*Provided data*:
[BEGIN]
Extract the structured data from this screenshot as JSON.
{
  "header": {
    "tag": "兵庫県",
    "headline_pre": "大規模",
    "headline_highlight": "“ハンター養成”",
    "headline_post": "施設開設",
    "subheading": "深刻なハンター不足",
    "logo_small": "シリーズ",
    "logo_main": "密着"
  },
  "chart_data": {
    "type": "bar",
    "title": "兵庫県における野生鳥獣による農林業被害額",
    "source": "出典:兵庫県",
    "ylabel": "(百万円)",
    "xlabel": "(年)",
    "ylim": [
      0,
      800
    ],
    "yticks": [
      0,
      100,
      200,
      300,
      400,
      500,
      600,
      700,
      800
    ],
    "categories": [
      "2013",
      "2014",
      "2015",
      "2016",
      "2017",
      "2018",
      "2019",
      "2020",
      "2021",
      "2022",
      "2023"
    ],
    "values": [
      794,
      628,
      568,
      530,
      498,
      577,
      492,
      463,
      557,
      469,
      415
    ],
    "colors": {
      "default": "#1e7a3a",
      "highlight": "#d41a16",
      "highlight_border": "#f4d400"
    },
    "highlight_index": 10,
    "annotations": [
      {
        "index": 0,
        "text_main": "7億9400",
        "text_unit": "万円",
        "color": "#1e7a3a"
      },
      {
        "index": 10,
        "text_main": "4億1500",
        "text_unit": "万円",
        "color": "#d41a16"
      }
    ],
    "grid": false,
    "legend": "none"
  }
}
[END]
*Task instructions*: Quote the entire listing above exactly.

*Exercise response*:
Extract the structured data from this screenshot as JSON.
{
  "header": {
    "tag": "兵庫県",
    "headline_pre": "大規模",
    "headline_highlight": "“ハンター養成”",
    "headline_post": "施設開設",
    "subheading": "深刻なハンター不足",
    "logo_small": "シリーズ",
    "logo_main": "密着"
  },
  "chart_data": {
    "type": "bar",
    "title": "兵庫県における野生鳥獣による農林業被害額",
    "source": "出典:兵庫県",
    "ylabel": "(百万円)",
    "xlabel": "(年)",
    "ylim": [
      0,
      800
    ],
    "yticks": [
      0,
      100,
      200,
      300,
      400,
      500,
      600,
      700,
      800
    ],
    "categories": [
      "2013",
      "2014",
      "2015",
      "2016",
      "2017",
      "2018",
      "2019",
      "2020",
      "2021",
      "2022",
      "2023"
    ],
    "values": [
      794,
      628,
      568,
      530,
      498,
      577,
      492,
      463,
      557,
      469,
      415
    ],
    "colors": {
      "default": "#1e7a3a",
      "highlight": "#d41a16",
      "highlight_border": "#f4d400"
    },
    "highlight_index": 10,
    "annotations": [
      {
        "index": 0,
        "text_main": "7億9400",
        "text_unit": "万円",
        "color": "#1e7a3a"
      },
      {
        "index": 10,
        "text_main": "4億1500",
        "text_unit": "万円",
        "color": "#d41a16"
      }
    ],
    "grid": false,
    "legend": "none"
  }
}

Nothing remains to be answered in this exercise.